:: Exercise requirements ::
For each line of the data below that holds "text", copy the line.
═════ Materials provided
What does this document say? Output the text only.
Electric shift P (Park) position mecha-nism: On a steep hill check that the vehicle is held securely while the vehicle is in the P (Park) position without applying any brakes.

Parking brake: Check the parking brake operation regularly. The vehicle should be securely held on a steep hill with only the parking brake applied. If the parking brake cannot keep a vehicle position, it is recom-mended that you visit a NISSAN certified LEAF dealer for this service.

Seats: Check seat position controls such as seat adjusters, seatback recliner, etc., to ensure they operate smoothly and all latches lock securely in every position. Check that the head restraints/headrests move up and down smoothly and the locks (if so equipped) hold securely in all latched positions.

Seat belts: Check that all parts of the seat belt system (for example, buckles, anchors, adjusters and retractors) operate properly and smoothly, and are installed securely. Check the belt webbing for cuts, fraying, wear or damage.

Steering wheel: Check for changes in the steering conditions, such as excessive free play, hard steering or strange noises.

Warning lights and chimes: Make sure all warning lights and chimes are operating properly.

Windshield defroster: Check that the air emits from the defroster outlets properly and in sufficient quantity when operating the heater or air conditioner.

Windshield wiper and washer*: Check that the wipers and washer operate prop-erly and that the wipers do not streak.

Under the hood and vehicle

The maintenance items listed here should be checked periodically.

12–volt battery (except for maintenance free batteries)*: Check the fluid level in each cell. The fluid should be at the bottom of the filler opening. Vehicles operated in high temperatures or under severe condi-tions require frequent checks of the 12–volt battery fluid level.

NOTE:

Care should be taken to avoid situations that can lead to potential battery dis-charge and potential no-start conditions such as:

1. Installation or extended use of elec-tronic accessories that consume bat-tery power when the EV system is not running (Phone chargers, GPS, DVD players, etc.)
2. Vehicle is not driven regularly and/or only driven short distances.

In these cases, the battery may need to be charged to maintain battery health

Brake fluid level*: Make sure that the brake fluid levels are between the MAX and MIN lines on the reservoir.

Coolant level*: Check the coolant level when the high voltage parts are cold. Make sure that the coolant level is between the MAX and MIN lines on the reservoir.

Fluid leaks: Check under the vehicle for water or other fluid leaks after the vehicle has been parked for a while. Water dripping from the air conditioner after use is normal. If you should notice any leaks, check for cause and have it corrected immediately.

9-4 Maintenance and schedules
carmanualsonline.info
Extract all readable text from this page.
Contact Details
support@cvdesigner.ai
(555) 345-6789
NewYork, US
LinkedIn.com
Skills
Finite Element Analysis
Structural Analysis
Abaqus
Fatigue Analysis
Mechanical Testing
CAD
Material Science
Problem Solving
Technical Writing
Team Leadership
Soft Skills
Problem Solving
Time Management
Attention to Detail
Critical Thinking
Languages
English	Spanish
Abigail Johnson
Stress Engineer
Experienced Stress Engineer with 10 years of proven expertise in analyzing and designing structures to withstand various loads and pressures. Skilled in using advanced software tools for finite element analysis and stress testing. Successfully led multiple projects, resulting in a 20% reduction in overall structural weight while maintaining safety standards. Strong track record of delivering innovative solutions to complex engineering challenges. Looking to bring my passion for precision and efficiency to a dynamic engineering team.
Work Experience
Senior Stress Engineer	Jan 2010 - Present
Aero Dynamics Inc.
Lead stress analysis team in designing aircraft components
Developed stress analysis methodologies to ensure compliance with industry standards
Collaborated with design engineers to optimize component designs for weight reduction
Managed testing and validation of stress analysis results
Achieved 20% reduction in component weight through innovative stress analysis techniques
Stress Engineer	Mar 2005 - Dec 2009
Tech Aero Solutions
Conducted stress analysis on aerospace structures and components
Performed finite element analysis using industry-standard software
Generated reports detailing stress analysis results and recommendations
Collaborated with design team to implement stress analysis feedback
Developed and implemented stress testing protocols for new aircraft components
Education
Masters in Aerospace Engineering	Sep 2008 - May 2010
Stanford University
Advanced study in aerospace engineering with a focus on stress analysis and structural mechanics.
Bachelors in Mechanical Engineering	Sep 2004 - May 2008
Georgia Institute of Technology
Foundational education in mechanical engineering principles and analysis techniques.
══════════
:: Written answer ::
What does this document say? Output the text only.
Extract all readable text from this page.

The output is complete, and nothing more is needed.